Niang M., dipendente della s.r.l. Dorsanity, con
mansioni di operaio, stava facendo funzionare una tranciatrice per
accorciare la gamba di una rete metallica, quando la manica del suo maglione
si è impigliata nella lama della macchina; ciò gli ha causato il taglio
dell’avambraccio destro con frattura e lesioni plurime. L’infortunio si è
verificato nel marzo del 1995. Il lavoratore ha chiesto al Pretore di
Bassano del Grappa di condannare l’azienda al risarcimento del danno
biologico e morale in quanto responsabile dell’incidente per non avere
munito la macchina di adeguate protezioni e per aver violato la normativa
antinfortunistica.
☆ ☆ ☆
> **Lavoro richiesto**
Trascrivi parola per parola il brano sull'infortunio, cominciando da "Niang M., dipendente" e terminando con "antinfortunistica.". Basati esclusivamente sul brano.

> **Voci del dataset**
☆ ☆ ☆
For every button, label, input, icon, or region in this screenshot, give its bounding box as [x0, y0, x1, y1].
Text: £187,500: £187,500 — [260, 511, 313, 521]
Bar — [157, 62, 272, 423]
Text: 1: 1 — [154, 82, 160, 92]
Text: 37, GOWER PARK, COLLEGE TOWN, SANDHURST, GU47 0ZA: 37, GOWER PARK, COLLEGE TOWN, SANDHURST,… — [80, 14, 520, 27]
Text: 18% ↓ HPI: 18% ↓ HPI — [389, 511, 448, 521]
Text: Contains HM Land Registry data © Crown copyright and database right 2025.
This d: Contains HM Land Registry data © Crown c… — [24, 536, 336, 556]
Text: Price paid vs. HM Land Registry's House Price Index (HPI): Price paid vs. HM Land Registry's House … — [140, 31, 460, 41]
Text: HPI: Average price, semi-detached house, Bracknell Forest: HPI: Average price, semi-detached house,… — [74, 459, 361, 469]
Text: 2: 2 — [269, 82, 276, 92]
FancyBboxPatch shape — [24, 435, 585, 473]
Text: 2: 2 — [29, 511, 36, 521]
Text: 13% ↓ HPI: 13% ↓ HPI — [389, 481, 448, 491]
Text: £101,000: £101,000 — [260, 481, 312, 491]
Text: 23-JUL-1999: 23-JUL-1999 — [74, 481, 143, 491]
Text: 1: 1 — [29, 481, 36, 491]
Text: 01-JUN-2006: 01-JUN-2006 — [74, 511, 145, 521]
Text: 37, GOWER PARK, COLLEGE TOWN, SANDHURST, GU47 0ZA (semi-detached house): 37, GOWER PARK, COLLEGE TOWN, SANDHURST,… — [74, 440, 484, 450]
☆ ☆ ☆
> **Risposta fornita**
Niang M., dipendente della s.r.l. Dorsanity, con
mansioni di operaio, stava facendo funzionare una tranciatrice per
accorciare la gamba di una rete metallica, quando la manica del suo maglione
si è impigliata nella lama della macchina; ciò gli ha causato il taglio
dell’avambraccio destro con frattura e lesioni plurime. L’infortunio si è
verificato nel marzo del 1995. Il lavoratore ha chiesto al Pretore di
Bassano del Grappa di condannare l’azienda al risarcimento del danno
biologico e morale in quanto responsabile dell’incidente per non avere
munito la macchina di adeguate protezioni e per aver violato la normativa
antinfortunistica.